====== Supplied material

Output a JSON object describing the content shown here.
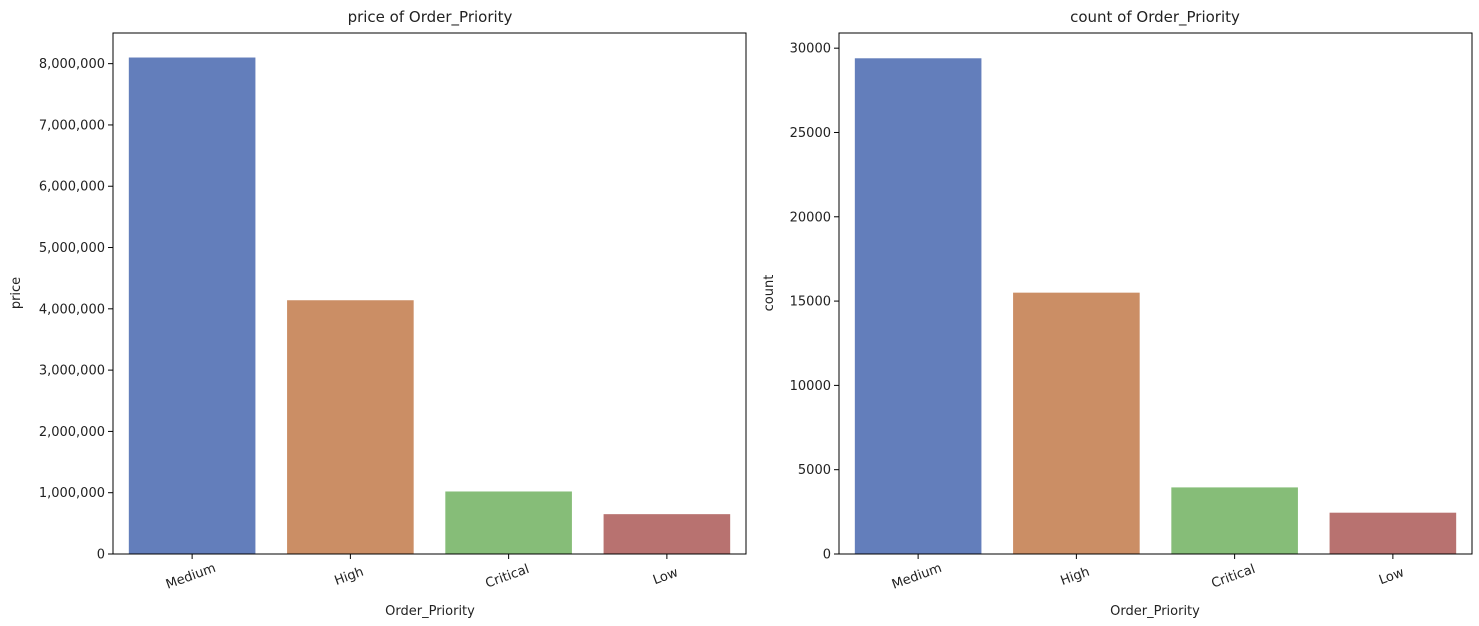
{
  "chart_data": [
    {
      "type": "bar",
      "title": "price of Order_Priority",
      "xlabel": "Order_Priority",
      "ylabel": "price",
      "categories": [
        "Medium",
        "High",
        "Critical",
        "Low"
      ],
      "values": [
        8100000,
        4140000,
        1020000,
        650000
      ],
      "colors": [
        "#637ebb",
        "#cb8e65",
        "#86bd78",
        "#b87270"
      ],
      "ylim": [
        0,
        8500000
      ],
      "yticks": [
        0,
        1000000,
        2000000,
        3000000,
        4000000,
        5000000,
        6000000,
        7000000,
        8000000
      ],
      "ytick_labels": [
        "0",
        "1,000,000",
        "2,000,000",
        "3,000,000",
        "4,000,000",
        "5,000,000",
        "6,000,000",
        "7,000,000",
        "8,000,000"
      ],
      "grid": false,
      "xtick_rotation_deg": 20
    },
    {
      "type": "bar",
      "title": "count of Order_Priority",
      "xlabel": "Order_Priority",
      "ylabel": "count",
      "categories": [
        "Medium",
        "High",
        "Critical",
        "Low"
      ],
      "values": [
        29400,
        15500,
        3950,
        2450
      ],
      "colors": [
        "#637ebb",
        "#cb8e65",
        "#86bd78",
        "#b87270"
      ],
      "ylim": [
        0,
        30900
      ],
      "yticks": [
        0,
        5000,
        10000,
        15000,
        20000,
        25000,
        30000
      ],
      "ytick_labels": [
        "0",
        "5000",
        "10000",
        "15000",
        "20000",
        "25000",
        "30000"
      ],
      "grid": false,
      "xtick_rotation_deg": 20
    }
  ]
}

============

• [What you are asked to do]: Return every line above that contains the word "count".

• [Solution for this task]:
      "title": "count of Order_Priority",
      "ylabel": "count",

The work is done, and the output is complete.